Collected data:
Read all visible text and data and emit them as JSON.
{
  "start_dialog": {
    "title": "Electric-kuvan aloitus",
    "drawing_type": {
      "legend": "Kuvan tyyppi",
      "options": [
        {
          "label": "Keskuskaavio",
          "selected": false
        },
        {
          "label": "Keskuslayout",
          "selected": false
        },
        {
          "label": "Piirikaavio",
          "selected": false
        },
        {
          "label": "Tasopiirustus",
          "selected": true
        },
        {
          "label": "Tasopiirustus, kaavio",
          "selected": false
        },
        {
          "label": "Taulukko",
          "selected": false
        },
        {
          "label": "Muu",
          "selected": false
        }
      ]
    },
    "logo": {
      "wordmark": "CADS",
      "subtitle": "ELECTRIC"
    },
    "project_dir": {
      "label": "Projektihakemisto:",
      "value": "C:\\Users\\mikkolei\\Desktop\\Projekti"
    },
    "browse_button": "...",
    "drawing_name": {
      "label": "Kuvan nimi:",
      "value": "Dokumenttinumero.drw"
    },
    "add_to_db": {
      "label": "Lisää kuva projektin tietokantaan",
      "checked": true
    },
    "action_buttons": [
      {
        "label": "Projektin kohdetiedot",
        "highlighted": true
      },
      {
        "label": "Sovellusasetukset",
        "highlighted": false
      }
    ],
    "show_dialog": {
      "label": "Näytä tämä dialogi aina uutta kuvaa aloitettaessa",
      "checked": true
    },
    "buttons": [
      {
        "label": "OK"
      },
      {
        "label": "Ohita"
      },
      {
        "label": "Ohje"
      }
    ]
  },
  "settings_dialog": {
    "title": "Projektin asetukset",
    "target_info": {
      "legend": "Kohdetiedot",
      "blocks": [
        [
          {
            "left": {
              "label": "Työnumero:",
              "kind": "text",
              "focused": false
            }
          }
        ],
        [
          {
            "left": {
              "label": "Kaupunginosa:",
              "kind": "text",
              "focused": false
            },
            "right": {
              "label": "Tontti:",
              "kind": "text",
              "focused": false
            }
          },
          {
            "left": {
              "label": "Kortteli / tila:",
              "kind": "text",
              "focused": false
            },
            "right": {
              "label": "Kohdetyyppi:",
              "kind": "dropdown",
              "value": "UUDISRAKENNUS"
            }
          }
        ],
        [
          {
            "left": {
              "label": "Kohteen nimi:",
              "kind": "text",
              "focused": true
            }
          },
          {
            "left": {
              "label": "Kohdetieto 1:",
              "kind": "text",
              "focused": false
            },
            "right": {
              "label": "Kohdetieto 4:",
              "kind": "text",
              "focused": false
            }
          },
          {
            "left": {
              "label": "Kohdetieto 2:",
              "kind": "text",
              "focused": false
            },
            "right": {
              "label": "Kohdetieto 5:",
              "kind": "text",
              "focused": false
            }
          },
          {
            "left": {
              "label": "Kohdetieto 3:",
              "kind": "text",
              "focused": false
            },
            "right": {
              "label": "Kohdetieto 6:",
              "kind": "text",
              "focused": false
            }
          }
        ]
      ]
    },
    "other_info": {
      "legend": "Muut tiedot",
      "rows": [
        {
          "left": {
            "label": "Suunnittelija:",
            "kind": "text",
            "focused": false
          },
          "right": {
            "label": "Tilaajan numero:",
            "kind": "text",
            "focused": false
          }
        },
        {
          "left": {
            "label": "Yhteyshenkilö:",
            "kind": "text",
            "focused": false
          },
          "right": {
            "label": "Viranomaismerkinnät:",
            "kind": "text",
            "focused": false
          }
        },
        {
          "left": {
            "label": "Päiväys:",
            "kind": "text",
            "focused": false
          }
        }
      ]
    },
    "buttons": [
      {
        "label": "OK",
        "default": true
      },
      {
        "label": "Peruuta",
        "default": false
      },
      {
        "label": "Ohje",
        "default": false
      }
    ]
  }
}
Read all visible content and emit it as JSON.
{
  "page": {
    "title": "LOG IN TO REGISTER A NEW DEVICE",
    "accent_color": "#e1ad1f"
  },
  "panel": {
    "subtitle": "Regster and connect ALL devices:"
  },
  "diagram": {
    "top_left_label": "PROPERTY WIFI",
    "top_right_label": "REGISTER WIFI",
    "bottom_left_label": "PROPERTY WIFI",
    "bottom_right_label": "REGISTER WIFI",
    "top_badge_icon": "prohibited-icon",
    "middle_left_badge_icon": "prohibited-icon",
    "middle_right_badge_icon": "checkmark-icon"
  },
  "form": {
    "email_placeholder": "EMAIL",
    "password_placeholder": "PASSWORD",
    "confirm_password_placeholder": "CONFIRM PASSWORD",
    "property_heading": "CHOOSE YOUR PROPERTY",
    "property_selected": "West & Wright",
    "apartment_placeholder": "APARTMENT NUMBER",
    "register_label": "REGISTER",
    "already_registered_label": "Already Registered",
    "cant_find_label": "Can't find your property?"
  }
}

## [PROBLEM STATEMENT]
Copy each line of the data above that holds "legend".

## [EXERCISE ANSWER]
      "legend": "Kuvan tyyppi",
      "legend": "Kohdetiedot",
      "legend": "Muut tiedot",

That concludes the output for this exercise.